***** PROVIDED DATA
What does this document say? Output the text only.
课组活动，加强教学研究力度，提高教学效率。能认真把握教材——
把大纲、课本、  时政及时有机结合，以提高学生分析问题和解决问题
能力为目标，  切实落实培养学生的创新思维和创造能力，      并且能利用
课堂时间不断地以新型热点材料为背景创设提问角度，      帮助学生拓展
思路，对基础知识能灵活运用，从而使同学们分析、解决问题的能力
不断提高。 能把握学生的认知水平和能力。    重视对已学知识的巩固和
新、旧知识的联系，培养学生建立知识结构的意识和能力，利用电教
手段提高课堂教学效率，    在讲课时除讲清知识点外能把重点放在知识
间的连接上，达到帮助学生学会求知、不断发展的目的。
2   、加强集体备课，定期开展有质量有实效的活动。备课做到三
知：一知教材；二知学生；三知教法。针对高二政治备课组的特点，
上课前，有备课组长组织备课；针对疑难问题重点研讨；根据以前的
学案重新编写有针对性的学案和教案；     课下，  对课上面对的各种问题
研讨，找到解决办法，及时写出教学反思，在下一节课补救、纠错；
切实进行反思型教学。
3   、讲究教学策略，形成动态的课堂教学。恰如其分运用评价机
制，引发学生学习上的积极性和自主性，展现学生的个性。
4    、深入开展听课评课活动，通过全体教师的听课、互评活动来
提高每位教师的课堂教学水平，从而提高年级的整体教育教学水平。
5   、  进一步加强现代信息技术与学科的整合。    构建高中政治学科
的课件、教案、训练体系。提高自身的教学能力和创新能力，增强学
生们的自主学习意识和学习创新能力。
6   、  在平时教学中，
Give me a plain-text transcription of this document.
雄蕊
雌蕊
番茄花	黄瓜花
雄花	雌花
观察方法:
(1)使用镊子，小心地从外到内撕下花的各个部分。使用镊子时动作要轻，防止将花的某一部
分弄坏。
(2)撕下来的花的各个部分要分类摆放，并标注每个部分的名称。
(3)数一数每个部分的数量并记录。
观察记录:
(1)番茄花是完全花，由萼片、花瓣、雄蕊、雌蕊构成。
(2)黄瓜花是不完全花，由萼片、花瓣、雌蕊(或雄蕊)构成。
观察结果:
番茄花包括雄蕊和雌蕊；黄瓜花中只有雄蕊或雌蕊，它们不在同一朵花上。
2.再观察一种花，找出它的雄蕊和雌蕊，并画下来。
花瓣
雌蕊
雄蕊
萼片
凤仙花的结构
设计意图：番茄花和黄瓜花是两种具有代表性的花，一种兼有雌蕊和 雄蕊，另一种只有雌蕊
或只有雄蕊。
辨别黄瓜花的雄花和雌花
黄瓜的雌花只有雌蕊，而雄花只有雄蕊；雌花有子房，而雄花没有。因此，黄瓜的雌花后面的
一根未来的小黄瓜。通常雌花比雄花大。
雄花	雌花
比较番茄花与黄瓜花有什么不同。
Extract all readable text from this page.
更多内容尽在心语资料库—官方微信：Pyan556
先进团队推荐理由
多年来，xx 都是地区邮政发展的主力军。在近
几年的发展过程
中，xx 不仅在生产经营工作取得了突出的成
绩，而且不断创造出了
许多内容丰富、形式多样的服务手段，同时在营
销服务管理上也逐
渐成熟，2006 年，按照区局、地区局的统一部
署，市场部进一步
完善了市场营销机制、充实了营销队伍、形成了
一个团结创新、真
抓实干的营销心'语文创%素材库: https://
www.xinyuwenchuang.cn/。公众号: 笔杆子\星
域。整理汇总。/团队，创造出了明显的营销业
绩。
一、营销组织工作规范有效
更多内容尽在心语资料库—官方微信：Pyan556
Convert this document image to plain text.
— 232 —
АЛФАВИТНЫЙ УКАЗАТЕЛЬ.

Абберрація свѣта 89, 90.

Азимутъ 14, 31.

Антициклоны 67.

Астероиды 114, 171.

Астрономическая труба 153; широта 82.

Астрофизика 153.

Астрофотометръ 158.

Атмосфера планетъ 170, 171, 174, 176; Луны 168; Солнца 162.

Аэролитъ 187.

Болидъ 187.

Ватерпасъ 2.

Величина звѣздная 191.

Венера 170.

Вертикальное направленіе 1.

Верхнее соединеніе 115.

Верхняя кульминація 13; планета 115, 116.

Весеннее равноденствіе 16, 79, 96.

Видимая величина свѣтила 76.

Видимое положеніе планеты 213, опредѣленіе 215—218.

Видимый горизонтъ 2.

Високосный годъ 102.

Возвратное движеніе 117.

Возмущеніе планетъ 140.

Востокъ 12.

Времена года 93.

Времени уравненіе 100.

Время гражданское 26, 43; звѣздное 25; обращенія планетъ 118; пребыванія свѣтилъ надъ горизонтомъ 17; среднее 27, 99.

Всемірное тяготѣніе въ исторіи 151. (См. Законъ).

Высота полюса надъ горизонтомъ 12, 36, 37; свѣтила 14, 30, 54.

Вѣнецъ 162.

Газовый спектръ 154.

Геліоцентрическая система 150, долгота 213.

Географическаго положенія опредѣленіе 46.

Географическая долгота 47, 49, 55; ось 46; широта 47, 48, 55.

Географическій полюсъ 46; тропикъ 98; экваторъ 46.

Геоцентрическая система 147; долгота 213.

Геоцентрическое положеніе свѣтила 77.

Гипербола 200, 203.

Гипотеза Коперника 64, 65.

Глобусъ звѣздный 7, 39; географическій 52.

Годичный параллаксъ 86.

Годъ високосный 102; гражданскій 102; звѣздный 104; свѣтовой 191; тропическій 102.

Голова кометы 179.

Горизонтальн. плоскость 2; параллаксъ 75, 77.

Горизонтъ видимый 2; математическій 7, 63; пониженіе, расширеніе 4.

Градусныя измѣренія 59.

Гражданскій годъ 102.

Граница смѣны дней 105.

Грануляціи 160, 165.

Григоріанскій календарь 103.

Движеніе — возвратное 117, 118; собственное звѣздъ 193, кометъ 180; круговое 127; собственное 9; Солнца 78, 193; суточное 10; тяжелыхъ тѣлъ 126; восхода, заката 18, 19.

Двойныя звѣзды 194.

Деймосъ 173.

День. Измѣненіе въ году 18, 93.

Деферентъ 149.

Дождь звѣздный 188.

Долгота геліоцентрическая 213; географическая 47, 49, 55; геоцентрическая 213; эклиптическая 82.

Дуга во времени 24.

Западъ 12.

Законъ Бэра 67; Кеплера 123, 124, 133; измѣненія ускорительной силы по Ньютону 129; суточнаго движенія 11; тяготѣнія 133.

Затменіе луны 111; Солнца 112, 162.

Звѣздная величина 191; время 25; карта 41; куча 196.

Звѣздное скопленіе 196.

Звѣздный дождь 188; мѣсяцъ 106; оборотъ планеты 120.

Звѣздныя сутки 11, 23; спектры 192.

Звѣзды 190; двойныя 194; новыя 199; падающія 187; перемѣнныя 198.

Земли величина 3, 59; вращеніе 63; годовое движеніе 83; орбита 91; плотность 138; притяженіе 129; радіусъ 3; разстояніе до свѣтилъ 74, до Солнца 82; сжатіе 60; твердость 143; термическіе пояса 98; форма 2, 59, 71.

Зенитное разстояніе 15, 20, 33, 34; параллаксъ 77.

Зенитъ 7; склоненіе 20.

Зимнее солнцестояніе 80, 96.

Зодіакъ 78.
**********
→ **PROBLEM STATEMENT**: Repeat every record, keeping each word and mark exactly as it is.

→ **RIGHT ANSWER**:
What does this document say? Output the text only.
课组活动，加强教学研究力度，提高教学效率。能认真把握教材——
把大纲、课本、  时政及时有机结合，以提高学生分析问题和解决问题
能力为目标，  切实落实培养学生的创新思维和创造能力，      并且能利用
课堂时间不断地以新型热点材料为背景创设提问角度，      帮助学生拓展
思路，对基础知识能灵活运用，从而使同学们分析、解决问题的能力
不断提高。 能把握学生的认知水平和能力。    重视对已学知识的巩固和
新、旧知识的联系，培养学生建立知识结构的意识和能力，利用电教
手段提高课堂教学效率，    在讲课时除讲清知识点外能把重点放在知识
间的连接上，达到帮助学生学会求知、不断发展的目的。
2   、加强集体备课，定期开展有质量有实效的活动。备课做到三
知：一知教材；二知学生；三知教法。针对高二政治备课组的特点，
上课前，有备课组长组织备课；针对疑难问题重点研讨；根据以前的
学案重新编写有针对性的学案和教案；     课下，  对课上面对的各种问题
研讨，找到解决办法，及时写出教学反思，在下一节课补救、纠错；
切实进行反思型教学。
3   、讲究教学策略，形成动态的课堂教学。恰如其分运用评价机
制，引发学生学习上的积极性和自主性，展现学生的个性。
4    、深入开展听课评课活动，通过全体教师的听课、互评活动来
提高每位教师的课堂教学水平，从而提高年级的整体教育教学水平。
5   、  进一步加强现代信息技术与学科的整合。    构建高中政治学科
的课件、教案、训练体系。提高自身的教学能力和创新能力，增强学
生们的自主学习意识和学习创新能力。
6   、  在平时教学中，
Give me a plain-text transcription of this document.
雄蕊
雌蕊
番茄花	黄瓜花
雄花	雌花
观察方法:
(1)使用镊子，小心地从外到内撕下花的各个部分。使用镊子时动作要轻，防止将花的某一部
分弄坏。
(2)撕下来的花的各个部分要分类摆放，并标注每个部分的名称。
(3)数一数每个部分的数量并记录。
观察记录:
(1)番茄花是完全花，由萼片、花瓣、雄蕊、雌蕊构成。
(2)黄瓜花是不完全花，由萼片、花瓣、雌蕊(或雄蕊)构成。
观察结果:
番茄花包括雄蕊和雌蕊；黄瓜花中只有雄蕊或雌蕊，它们不在同一朵花上。
2.再观察一种花，找出它的雄蕊和雌蕊，并画下来。
花瓣
雌蕊
雄蕊
萼片
凤仙花的结构
设计意图：番茄花和黄瓜花是两种具有代表性的花，一种兼有雌蕊和 雄蕊，另一种只有雌蕊
或只有雄蕊。
辨别黄瓜花的雄花和雌花
黄瓜的雌花只有雌蕊，而雄花只有雄蕊；雌花有子房，而雄花没有。因此，黄瓜的雌花后面的
一根未来的小黄瓜。通常雌花比雄花大。
雄花	雌花
比较番茄花与黄瓜花有什么不同。
Extract all readable text from this page.
更多内容尽在心语资料库—官方微信：Pyan556
先进团队推荐理由
多年来，xx 都是地区邮政发展的主力军。在近
几年的发展过程
中，xx 不仅在生产经营工作取得了突出的成
绩，而且不断创造出了
许多内容丰富、形式多样的服务手段，同时在营
销服务管理上也逐
渐成熟，2006 年，按照区局、地区局的统一部
署，市场部进一步
完善了市场营销机制、充实了营销队伍、形成了
一个团结创新、真
抓实干的营销心'语文创%素材库: https://
www.xinyuwenchuang.cn/。公众号: 笔杆子\星
域。整理汇总。/团队，创造出了明显的营销业
绩。
一、营销组织工作规范有效
更多内容尽在心语资料库—官方微信：Pyan556
Convert this document image to plain text.
— 232 —
АЛФАВИТНЫЙ УКАЗАТЕЛЬ.

Абберрація свѣта 89, 90.

Азимутъ 14, 31.

Антициклоны 67.

Астероиды 114, 171.

Астрономическая труба 153; широта 82.

Астрофизика 153.

Астрофотометръ 158.

Атмосфера планетъ 170, 171, 174, 176; Луны 168; Солнца 162.

Аэролитъ 187.

Болидъ 187.

Ватерпасъ 2.

Величина звѣздная 191.

Венера 170.

Вертикальное направленіе 1.

Верхнее соединеніе 115.

Верхняя кульминація 13; планета 115, 116.

Весеннее равноденствіе 16, 79, 96.

Видимая величина свѣтила 76.

Видимое положеніе планеты 213, опредѣленіе 215—218.

Видимый горизонтъ 2.

Високосный годъ 102.

Возвратное движеніе 117.

Возмущеніе планетъ 140.

Востокъ 12.

Времена года 93.

Времени уравненіе 100.

Время гражданское 26, 43; звѣздное 25; обращенія планетъ 118; пребыванія свѣтилъ надъ горизонтомъ 17; среднее 27, 99.

Всемірное тяготѣніе въ исторіи 151. (См. Законъ).

Высота полюса надъ горизонтомъ 12, 36, 37; свѣтила 14, 30, 54.

Вѣнецъ 162.

Газовый спектръ 154.

Геліоцентрическая система 150, долгота 213.

Географическаго положенія опредѣленіе 46.

Географическая долгота 47, 49, 55; ось 46; широта 47, 48, 55.

Географическій полюсъ 46; тропикъ 98; экваторъ 46.

Геоцентрическая система 147; долгота 213.

Геоцентрическое положеніе свѣтила 77.

Гипербола 200, 203.

Гипотеза Коперника 64, 65.

Глобусъ звѣздный 7, 39; географическій 52.

Годичный параллаксъ 86.

Годъ високосный 102; гражданскій 102; звѣздный 104; свѣтовой 191; тропическій 102.

Голова кометы 179.

Горизонтальн. плоскость 2; параллаксъ 75, 77.

Горизонтъ видимый 2; математическій 7, 63; пониженіе, расширеніе 4.

Градусныя измѣренія 59.

Гражданскій годъ 102.

Граница смѣны дней 105.

Грануляціи 160, 165.

Григоріанскій календарь 103.

Движеніе — возвратное 117, 118; собственное звѣздъ 193, кометъ 180; круговое 127; собственное 9; Солнца 78, 193; суточное 10; тяжелыхъ тѣлъ 126; восхода, заката 18, 19.

Двойныя звѣзды 194.

Деймосъ 173.

День. Измѣненіе въ году 18, 93.

Деферентъ 149.

Дождь звѣздный 188.

Долгота геліоцентрическая 213; географическая 47, 49, 55; геоцентрическая 213; эклиптическая 82.

Дуга во времени 24.

Западъ 12.

Законъ Бэра 67; Кеплера 123, 124, 133; измѣненія ускорительной силы по Ньютону 129; суточнаго движенія 11; тяготѣнія 133.

Затменіе луны 111; Солнца 112, 162.

Звѣздная величина 191; время 25; карта 41; куча 196.

Звѣздное скопленіе 196.

Звѣздный дождь 188; мѣсяцъ 106; оборотъ планеты 120.

Звѣздныя сутки 11, 23; спектры 192.

Звѣзды 190; двойныя 194; новыя 199; падающія 187; перемѣнныя 198.

Земли величина 3, 59; вращеніе 63; годовое движеніе 83; орбита 91; плотность 138; притяженіе 129; радіусъ 3; разстояніе до свѣтилъ 74, до Солнца 82; сжатіе 60; твердость 143; термическіе пояса 98; форма 2, 59, 71.

Зенитное разстояніе 15, 20, 33, 34; параллаксъ 77.

Зенитъ 7; склоненіе 20.

Зимнее солнцестояніе 80, 96.

Зодіакъ 78.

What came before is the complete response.